Directions
Quote all lines below exactly. Images stay out.

-- Exercise input start --

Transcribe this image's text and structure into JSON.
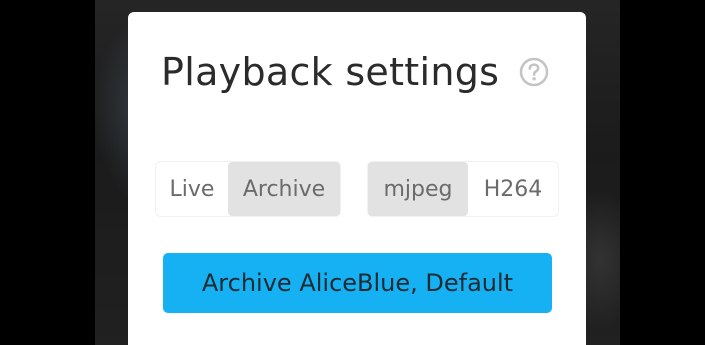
{
  "dialog": {
    "title": "Playback settings",
    "help_icon": "question-circle-icon"
  },
  "source_toggle": {
    "options": [
      {
        "label": "Live",
        "selected": false
      },
      {
        "label": "Archive",
        "selected": true
      }
    ]
  },
  "codec_toggle": {
    "options": [
      {
        "label": "mjpeg",
        "selected": true
      },
      {
        "label": "H264",
        "selected": false
      }
    ]
  },
  "primary_button": {
    "label": "Archive AliceBlue, Default"
  },
  "colors": {
    "accent": "#16b1f2",
    "selected_segment": "#e2e2e2",
    "dialog_bg": "#ffffff"
  }
}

-- Exercise input end --

Solved problem
Transcribe this image's text and structure into JSON.
{
  "dialog": {
    "title": "Playback settings",
    "help_icon": "question-circle-icon"
  },
  "source_toggle": {
    "options": [
      {
        "label": "Live",
        "selected": false
      },
      {
        "label": "Archive",
        "selected": true
      }
    ]
  },
  "codec_toggle": {
    "options": [
      {
        "label": "mjpeg",
        "selected": true
      },
      {
        "label": "H264",
        "selected": false
      }
    ]
  },
  "primary_button": {
    "label": "Archive AliceBlue, Default"
  },
  "colors": {
    "accent": "#16b1f2",
    "selected_segment": "#e2e2e2",
    "dialog_bg": "#ffffff"
  }
}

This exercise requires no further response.